**Set task**
Update the lines between the one holding "browser-toolbar: ← →" and the one holding "hero-section: & instances", inclusive, so that "Premium" becomes "Deluxe", keeping everything else the same.

Element placement data:
□ □ □

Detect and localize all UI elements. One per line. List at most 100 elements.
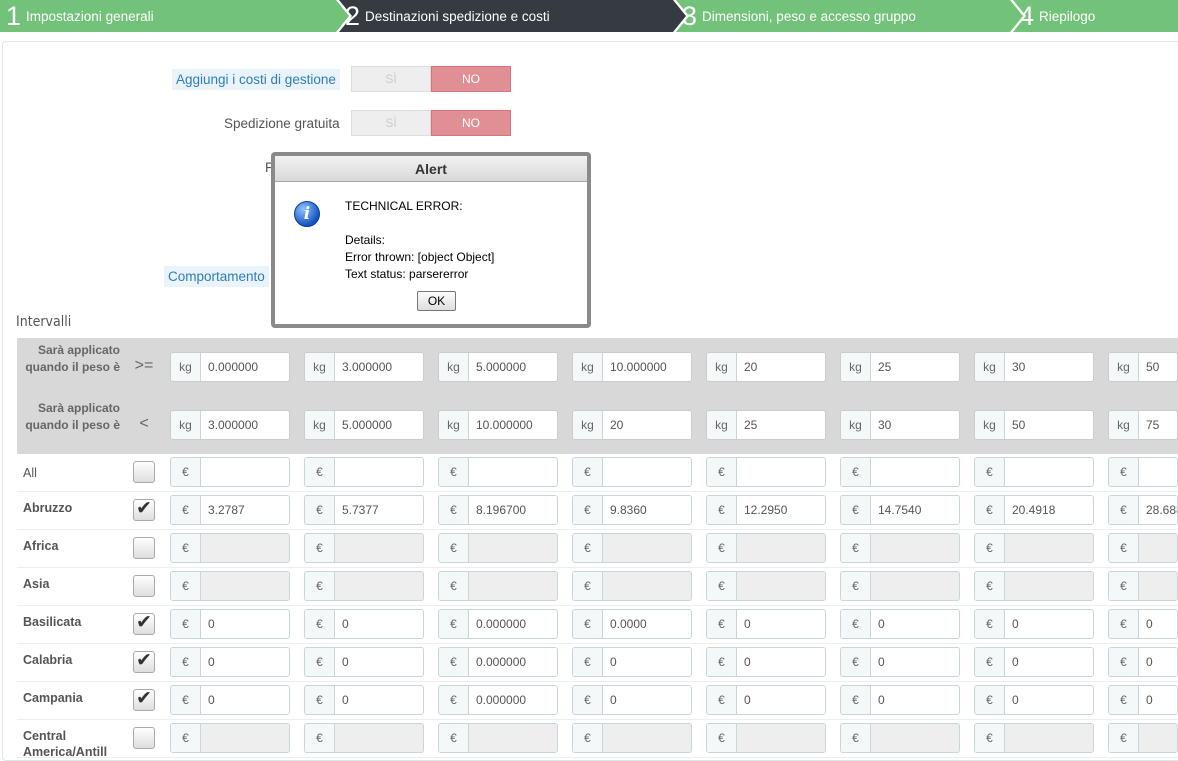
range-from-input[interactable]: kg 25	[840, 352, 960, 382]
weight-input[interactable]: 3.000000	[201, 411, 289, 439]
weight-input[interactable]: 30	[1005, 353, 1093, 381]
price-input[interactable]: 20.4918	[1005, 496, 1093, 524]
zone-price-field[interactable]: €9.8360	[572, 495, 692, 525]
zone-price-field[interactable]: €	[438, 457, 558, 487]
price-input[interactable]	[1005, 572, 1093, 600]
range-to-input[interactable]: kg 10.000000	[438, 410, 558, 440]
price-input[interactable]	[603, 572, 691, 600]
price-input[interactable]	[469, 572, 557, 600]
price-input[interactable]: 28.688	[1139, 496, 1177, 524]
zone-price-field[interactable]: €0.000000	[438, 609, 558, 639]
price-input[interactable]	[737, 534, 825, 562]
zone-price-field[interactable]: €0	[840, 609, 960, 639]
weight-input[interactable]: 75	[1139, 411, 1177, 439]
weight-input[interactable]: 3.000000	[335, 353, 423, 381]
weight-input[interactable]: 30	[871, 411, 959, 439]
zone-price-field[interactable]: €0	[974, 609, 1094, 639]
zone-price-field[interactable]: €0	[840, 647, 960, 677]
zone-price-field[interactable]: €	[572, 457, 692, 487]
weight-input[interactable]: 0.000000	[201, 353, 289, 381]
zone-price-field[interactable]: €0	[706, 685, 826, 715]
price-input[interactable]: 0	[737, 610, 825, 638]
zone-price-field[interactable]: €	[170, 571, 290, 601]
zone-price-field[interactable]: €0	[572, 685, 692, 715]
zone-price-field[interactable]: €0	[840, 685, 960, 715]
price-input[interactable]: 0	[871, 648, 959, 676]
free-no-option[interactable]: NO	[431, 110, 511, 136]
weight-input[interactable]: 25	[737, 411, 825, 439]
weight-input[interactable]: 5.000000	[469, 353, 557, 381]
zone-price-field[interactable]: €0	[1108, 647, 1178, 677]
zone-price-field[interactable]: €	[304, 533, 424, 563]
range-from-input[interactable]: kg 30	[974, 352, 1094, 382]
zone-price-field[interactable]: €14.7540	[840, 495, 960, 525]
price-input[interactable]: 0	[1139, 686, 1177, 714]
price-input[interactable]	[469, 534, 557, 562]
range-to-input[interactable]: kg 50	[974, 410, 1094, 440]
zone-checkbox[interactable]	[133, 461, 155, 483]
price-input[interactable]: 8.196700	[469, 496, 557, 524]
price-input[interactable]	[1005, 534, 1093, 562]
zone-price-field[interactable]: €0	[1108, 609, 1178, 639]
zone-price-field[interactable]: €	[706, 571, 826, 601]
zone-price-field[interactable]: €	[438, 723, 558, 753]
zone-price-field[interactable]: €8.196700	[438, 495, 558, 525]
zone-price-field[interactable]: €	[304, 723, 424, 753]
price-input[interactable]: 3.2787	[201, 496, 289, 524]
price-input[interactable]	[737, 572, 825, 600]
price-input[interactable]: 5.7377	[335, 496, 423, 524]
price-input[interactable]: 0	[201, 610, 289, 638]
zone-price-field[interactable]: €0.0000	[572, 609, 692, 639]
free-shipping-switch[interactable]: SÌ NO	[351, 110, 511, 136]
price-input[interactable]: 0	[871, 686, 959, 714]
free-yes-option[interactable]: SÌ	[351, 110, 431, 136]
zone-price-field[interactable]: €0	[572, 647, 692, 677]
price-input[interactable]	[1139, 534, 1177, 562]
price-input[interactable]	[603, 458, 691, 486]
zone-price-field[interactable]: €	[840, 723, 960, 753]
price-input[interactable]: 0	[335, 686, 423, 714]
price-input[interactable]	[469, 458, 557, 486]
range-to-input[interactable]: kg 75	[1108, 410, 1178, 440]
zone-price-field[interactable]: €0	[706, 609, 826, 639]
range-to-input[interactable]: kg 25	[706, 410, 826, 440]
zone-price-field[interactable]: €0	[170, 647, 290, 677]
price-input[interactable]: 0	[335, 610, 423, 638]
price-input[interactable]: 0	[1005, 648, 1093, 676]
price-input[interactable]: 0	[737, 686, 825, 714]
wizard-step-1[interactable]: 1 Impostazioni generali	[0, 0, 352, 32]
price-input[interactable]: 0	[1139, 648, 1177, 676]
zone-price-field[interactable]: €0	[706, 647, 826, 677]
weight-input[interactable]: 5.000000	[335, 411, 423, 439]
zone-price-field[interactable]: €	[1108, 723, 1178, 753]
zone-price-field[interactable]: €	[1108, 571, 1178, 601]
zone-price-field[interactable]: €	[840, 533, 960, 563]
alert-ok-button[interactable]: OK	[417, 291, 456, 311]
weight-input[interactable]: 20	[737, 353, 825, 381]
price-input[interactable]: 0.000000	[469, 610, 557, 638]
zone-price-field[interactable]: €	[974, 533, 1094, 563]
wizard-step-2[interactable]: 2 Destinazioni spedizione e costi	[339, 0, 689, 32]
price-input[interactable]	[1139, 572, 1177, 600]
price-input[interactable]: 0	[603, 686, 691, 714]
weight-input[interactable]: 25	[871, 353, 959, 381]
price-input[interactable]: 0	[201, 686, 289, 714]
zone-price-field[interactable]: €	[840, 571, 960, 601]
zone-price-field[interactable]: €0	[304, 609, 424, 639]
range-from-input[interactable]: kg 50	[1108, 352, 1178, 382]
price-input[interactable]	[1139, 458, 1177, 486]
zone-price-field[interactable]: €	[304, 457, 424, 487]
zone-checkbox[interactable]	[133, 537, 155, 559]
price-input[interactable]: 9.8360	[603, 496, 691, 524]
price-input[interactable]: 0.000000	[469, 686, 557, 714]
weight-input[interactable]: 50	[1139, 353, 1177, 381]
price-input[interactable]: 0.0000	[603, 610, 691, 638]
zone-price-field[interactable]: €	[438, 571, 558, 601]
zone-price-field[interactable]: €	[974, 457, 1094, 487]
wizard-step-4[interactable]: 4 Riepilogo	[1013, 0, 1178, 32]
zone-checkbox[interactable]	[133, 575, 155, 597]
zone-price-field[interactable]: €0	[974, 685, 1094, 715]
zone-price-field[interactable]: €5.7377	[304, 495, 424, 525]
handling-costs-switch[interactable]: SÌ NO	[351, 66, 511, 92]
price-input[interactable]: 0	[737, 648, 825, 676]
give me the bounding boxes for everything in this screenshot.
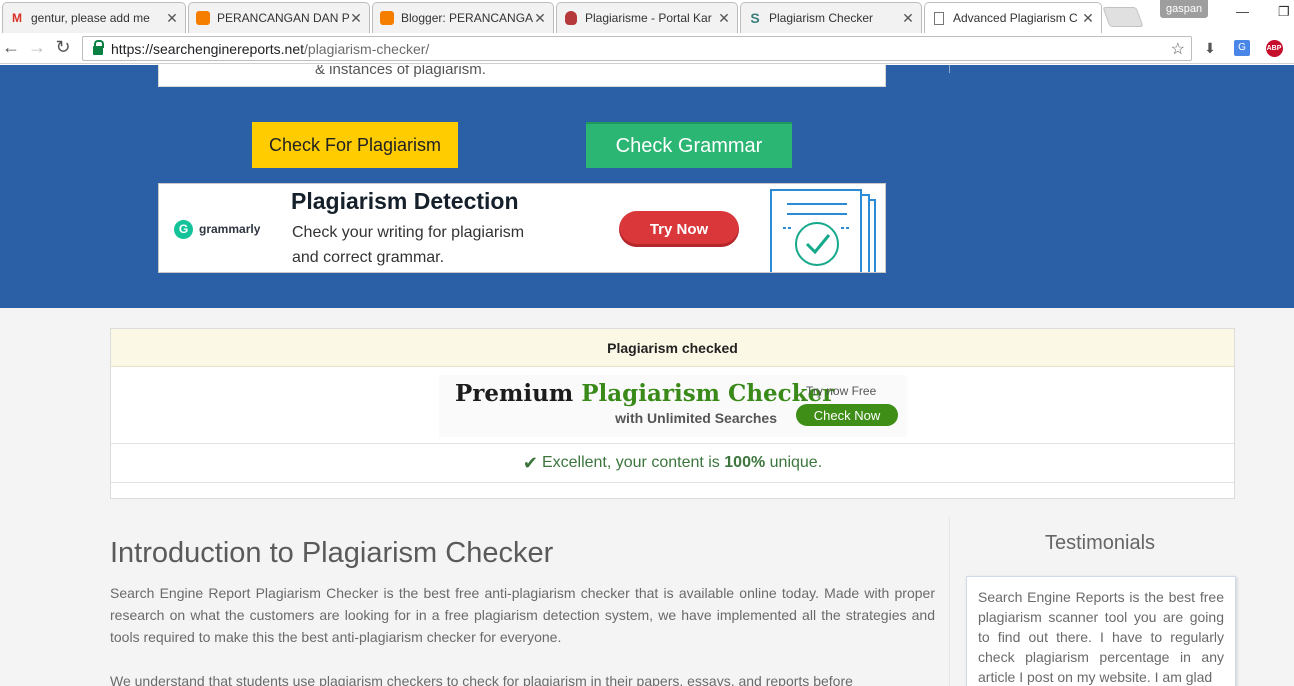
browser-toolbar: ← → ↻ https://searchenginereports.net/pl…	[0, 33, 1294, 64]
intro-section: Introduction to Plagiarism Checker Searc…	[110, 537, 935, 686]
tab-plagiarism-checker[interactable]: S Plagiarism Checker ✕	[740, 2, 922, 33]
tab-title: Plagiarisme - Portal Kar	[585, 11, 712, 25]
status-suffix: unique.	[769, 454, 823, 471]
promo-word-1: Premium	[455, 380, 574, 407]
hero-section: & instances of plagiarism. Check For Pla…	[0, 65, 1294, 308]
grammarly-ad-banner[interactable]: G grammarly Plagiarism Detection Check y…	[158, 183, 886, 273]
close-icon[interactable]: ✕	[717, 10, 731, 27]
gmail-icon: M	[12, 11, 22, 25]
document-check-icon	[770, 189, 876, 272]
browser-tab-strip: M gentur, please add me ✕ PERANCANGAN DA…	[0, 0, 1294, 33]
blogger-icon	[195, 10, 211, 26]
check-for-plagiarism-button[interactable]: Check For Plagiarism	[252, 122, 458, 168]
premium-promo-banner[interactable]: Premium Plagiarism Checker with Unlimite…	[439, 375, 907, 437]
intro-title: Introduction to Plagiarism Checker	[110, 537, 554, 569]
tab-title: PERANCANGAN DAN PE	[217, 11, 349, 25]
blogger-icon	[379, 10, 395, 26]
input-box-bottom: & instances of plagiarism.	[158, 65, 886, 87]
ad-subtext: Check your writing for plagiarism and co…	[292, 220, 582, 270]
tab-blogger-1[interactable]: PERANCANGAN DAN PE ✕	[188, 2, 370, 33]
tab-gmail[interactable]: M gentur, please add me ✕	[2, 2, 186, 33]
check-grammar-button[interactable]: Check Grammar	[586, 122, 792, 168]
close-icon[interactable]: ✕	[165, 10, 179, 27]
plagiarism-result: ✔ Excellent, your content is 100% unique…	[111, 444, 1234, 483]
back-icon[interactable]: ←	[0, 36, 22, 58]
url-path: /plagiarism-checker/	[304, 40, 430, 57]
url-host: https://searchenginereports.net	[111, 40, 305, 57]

□ □ □

**Exercise output**
browser-toolbar: ← → ↻ https://searchenginereports.net/pl…	[0, 33, 1294, 64]
intro-section: Introduction to Plagiarism Checker Searc…	[110, 537, 935, 686]
tab-plagiarism-checker[interactable]: S Plagiarism Checker ✕	[740, 2, 922, 33]
tab-title: Plagiarisme - Portal Kar	[585, 11, 712, 25]
status-suffix: unique.	[769, 454, 823, 471]
promo-word-1: Deluxe	[455, 380, 574, 407]
hero-section: & instances of plagiarism. Check For Pla…	[0, 65, 1294, 308]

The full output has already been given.